◆ **PROBLEM DESCRIPTION**
Your task is to copy each line that has the word "content".

◆ **EXERCISE MATERIAL**
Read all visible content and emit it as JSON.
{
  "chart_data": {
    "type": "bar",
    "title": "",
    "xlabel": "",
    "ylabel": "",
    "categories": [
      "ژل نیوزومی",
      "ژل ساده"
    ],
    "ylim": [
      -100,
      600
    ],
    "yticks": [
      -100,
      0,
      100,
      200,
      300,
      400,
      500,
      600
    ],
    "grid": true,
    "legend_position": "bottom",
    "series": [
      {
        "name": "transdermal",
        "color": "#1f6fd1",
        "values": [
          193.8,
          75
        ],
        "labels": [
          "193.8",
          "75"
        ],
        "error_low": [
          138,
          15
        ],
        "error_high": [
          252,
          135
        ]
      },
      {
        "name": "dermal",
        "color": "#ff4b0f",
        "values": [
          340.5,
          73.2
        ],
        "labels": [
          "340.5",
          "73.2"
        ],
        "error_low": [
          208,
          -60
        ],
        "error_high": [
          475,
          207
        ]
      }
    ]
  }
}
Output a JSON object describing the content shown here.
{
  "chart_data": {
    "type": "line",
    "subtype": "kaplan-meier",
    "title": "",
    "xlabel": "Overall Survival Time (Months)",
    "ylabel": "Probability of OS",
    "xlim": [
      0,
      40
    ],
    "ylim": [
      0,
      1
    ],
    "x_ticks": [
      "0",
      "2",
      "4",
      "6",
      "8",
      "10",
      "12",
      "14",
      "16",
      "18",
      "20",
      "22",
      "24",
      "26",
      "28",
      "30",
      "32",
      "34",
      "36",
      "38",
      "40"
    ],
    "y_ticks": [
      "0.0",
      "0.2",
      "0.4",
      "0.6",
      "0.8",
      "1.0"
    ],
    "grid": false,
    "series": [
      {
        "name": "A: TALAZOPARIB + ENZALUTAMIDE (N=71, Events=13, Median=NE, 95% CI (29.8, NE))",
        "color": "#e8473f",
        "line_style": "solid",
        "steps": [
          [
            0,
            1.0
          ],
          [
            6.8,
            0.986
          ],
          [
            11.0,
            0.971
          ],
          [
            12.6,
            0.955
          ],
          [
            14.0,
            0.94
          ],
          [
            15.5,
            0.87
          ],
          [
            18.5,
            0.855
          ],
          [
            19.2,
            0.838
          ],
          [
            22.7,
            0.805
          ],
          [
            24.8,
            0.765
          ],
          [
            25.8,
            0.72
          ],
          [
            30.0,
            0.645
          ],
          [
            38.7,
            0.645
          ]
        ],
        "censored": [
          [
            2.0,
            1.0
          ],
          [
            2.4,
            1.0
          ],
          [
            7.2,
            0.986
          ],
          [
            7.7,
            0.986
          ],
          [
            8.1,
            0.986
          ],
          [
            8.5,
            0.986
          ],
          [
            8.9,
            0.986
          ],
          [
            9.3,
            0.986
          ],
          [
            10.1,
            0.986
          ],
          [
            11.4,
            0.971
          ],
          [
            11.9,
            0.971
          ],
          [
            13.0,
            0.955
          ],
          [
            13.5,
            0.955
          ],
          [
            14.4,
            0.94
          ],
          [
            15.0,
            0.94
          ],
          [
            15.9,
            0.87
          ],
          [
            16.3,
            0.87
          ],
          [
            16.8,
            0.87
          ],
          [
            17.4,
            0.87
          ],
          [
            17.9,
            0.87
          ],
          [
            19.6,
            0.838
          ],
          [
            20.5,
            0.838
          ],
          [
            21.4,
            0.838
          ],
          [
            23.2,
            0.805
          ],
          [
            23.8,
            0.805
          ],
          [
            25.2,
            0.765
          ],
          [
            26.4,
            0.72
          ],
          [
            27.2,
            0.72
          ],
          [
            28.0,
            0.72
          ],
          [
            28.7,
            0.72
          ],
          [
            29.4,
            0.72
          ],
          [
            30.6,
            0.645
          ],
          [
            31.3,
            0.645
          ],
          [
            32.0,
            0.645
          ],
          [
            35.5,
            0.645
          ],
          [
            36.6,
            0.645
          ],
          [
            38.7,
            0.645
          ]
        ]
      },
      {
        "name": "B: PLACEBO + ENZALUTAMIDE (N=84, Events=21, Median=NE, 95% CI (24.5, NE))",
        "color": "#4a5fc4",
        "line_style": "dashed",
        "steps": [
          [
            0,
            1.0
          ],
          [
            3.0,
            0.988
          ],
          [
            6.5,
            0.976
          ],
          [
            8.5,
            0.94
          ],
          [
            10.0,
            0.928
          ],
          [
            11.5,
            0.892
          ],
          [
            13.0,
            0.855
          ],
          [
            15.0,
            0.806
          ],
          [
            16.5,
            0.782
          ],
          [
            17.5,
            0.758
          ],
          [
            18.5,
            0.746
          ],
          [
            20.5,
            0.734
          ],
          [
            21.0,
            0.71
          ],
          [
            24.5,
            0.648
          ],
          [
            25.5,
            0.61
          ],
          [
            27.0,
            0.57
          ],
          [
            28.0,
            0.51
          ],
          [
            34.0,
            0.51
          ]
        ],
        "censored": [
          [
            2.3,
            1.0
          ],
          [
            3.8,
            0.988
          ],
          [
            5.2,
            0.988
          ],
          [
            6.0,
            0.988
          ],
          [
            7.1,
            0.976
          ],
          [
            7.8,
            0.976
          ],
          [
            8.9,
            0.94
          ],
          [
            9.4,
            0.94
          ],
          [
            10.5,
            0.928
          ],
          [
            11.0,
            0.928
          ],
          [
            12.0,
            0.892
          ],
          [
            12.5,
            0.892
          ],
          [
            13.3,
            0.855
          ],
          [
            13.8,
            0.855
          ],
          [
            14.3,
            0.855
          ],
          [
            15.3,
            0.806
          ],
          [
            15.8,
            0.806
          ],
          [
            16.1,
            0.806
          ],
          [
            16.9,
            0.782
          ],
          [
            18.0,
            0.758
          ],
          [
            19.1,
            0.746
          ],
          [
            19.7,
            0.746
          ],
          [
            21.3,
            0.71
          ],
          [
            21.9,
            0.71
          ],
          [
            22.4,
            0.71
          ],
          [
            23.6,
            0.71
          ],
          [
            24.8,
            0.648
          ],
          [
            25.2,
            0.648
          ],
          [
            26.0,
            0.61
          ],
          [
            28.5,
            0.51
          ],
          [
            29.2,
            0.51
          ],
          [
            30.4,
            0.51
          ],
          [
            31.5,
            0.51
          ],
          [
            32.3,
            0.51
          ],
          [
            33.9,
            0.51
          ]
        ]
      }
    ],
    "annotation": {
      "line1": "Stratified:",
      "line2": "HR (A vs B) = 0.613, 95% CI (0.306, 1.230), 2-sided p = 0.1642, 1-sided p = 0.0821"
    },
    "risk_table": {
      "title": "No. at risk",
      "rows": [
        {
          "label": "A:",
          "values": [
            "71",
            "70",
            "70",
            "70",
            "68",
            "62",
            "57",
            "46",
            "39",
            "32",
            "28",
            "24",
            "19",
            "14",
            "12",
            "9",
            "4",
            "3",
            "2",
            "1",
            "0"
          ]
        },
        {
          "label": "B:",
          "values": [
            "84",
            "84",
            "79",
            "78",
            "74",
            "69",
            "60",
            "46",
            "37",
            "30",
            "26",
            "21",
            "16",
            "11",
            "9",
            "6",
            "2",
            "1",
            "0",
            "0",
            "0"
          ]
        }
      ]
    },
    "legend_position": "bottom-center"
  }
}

◆ **WRITTEN RESPONSE**
Read all visible content and emit it as JSON.
Output a JSON object describing the content shown here.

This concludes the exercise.